**What is needed:** Write out the material below exactly, beginning at the line that contains "What does this" and ending with its last line, both ends included; write nothing else.

**Task input:**
>>>>>
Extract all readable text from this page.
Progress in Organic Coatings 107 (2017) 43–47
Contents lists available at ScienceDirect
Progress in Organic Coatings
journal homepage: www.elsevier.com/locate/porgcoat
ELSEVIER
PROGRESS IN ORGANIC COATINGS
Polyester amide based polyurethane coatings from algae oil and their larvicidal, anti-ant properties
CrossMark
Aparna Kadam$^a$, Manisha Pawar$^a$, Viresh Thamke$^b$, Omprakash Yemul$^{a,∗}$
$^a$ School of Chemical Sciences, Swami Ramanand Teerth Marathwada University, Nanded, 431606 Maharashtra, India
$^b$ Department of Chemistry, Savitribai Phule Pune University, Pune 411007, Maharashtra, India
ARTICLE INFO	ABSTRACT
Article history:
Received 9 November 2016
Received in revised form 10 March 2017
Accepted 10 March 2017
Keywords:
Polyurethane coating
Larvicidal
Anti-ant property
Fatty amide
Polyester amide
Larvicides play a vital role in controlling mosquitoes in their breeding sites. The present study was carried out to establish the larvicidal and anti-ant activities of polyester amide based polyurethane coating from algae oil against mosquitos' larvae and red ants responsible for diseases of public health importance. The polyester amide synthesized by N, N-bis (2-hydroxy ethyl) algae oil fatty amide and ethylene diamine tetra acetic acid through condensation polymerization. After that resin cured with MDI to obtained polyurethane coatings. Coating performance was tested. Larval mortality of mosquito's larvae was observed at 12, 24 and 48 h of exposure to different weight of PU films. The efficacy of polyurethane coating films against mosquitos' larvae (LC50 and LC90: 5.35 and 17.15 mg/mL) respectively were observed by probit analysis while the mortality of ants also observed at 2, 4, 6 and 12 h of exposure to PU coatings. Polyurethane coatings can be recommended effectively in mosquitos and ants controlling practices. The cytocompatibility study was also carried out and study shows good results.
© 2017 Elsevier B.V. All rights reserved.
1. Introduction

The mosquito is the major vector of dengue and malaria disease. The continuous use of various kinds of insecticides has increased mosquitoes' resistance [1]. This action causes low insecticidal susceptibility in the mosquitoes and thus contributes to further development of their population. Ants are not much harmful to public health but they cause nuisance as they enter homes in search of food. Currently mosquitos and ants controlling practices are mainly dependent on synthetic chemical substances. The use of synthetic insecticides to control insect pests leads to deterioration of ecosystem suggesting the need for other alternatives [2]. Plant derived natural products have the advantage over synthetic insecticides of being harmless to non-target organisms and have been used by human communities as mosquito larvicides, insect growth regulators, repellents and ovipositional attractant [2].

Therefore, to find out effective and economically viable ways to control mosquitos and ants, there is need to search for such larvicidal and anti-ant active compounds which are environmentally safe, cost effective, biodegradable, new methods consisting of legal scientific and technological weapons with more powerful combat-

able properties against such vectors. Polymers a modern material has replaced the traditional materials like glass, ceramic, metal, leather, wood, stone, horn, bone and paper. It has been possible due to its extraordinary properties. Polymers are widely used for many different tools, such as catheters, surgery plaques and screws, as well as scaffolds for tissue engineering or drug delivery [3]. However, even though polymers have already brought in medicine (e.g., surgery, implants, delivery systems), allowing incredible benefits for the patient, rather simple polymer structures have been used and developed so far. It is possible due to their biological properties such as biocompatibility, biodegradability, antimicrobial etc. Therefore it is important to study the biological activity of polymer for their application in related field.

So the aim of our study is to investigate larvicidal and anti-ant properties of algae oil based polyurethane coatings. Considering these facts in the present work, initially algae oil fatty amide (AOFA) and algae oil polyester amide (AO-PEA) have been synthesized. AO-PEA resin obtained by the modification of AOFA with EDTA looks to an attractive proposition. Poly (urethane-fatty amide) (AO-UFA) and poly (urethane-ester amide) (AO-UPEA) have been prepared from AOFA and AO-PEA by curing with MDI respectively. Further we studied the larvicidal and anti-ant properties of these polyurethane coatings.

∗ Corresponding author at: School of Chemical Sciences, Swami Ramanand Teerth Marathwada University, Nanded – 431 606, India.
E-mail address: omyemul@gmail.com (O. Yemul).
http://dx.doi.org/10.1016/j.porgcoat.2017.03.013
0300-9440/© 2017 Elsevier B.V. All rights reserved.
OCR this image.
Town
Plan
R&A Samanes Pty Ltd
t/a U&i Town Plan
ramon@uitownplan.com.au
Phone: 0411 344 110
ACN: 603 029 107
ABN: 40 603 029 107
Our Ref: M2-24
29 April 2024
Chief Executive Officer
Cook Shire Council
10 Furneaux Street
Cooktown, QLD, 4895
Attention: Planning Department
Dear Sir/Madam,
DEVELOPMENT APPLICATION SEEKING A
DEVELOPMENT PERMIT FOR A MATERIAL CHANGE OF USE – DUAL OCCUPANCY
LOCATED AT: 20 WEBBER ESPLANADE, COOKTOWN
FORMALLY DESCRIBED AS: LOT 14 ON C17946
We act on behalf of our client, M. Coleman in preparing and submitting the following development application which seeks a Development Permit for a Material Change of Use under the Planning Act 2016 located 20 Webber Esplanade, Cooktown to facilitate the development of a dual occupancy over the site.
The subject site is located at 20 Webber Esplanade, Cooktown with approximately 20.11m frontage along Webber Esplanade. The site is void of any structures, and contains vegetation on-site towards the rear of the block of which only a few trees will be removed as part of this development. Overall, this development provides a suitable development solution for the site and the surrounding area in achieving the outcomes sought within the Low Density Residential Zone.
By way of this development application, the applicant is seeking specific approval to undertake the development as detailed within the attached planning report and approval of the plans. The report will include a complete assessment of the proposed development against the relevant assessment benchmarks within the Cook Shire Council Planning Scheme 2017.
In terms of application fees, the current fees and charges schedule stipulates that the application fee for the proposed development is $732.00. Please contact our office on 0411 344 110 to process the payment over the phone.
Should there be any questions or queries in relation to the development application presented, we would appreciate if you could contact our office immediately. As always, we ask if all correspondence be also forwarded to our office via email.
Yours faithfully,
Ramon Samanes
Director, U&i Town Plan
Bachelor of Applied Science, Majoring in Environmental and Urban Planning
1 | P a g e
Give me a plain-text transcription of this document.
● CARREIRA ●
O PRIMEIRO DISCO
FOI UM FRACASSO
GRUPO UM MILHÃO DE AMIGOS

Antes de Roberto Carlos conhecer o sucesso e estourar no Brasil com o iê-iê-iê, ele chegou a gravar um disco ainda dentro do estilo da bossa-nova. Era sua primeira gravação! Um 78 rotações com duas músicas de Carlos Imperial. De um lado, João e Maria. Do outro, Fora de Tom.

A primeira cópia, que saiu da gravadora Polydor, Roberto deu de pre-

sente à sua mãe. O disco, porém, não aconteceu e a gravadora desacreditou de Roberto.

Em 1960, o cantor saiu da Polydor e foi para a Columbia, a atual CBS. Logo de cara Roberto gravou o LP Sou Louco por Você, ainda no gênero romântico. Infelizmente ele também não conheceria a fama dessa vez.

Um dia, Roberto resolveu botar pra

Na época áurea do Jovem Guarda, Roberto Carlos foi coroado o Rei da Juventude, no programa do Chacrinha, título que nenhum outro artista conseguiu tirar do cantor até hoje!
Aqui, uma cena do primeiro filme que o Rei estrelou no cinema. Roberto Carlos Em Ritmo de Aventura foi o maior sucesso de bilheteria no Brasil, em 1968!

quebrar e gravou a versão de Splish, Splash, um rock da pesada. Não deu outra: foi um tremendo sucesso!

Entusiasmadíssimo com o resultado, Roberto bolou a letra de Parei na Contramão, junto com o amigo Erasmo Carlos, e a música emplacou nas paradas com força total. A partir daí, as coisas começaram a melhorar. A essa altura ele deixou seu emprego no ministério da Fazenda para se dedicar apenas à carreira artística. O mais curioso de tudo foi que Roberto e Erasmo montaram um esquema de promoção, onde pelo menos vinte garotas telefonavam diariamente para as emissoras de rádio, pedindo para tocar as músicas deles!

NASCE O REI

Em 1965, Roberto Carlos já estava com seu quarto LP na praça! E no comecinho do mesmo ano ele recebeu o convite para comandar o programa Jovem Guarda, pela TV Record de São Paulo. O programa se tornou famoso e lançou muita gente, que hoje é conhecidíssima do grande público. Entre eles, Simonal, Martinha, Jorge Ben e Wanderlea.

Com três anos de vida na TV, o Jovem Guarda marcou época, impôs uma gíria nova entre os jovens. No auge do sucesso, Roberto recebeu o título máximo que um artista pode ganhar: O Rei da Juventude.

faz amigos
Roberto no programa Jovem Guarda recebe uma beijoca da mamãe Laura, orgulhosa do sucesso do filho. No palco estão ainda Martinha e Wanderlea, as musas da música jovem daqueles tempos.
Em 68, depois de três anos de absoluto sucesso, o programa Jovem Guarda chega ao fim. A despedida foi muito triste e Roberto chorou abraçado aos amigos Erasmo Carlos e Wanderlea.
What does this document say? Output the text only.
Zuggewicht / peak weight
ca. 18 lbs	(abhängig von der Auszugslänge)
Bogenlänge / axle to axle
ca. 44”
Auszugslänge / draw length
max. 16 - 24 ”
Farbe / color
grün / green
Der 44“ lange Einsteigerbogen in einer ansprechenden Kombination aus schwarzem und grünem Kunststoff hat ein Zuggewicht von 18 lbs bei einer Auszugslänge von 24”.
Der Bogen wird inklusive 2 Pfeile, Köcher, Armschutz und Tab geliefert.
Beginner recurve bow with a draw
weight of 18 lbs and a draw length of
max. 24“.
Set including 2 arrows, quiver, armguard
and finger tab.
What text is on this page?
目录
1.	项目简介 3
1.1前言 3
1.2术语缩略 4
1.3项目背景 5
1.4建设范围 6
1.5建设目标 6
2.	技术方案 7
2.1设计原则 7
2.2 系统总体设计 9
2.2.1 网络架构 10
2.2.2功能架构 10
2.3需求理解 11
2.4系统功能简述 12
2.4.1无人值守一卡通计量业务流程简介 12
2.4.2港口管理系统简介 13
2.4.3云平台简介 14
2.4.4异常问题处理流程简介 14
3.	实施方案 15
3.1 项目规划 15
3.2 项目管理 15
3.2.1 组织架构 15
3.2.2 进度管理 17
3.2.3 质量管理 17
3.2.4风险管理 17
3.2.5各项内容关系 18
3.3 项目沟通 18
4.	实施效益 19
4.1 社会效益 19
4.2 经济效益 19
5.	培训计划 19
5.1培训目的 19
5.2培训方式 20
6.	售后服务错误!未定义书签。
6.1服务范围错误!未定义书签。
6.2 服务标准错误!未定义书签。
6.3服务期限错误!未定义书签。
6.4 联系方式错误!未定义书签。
<<<<<
**Solved exercise:**
What does this document say? Output the text only.
Zuggewicht / peak weight
ca. 18 lbs	(abhängig von der Auszugslänge)
Bogenlänge / axle to axle
ca. 44”
Auszugslänge / draw length
max. 16 - 24 ”
Farbe / color
grün / green
Der 44“ lange Einsteigerbogen in einer ansprechenden Kombination aus schwarzem und grünem Kunststoff hat ein Zuggewicht von 18 lbs bei einer Auszugslänge von 24”.
Der Bogen wird inklusive 2 Pfeile, Köcher, Armschutz und Tab geliefert.
Beginner recurve bow with a draw
weight of 18 lbs and a draw length of
max. 24“.
Set including 2 arrows, quiver, armguard
and finger tab.
What text is on this page?
目录
1.	项目简介 3
1.1前言 3
1.2术语缩略 4
1.3项目背景 5
1.4建设范围 6
1.5建设目标 6
2.	技术方案 7
2.1设计原则 7
2.2 系统总体设计 9
2.2.1 网络架构 10
2.2.2功能架构 10
2.3需求理解 11
2.4系统功能简述 12
2.4.1无人值守一卡通计量业务流程简介 12
2.4.2港口管理系统简介 13
2.4.3云平台简介 14
2.4.4异常问题处理流程简介 14
3.	实施方案 15
3.1 项目规划 15
3.2 项目管理 15
3.2.1 组织架构 15
3.2.2 进度管理 17
3.2.3 质量管理 17
3.2.4风险管理 17
3.2.5各项内容关系 18
3.3 项目沟通 18
4.	实施效益 19
4.1 社会效益 19
4.2 经济效益 19
5.	培训计划 19
5.1培训目的 19
5.2培训方式 20
6.	售后服务错误!未定义书签。
6.1服务范围错误!未定义书签。
6.2 服务标准错误!未定义书签。
6.3服务期限错误!未定义书签。
6.4 联系方式错误!未定义书签。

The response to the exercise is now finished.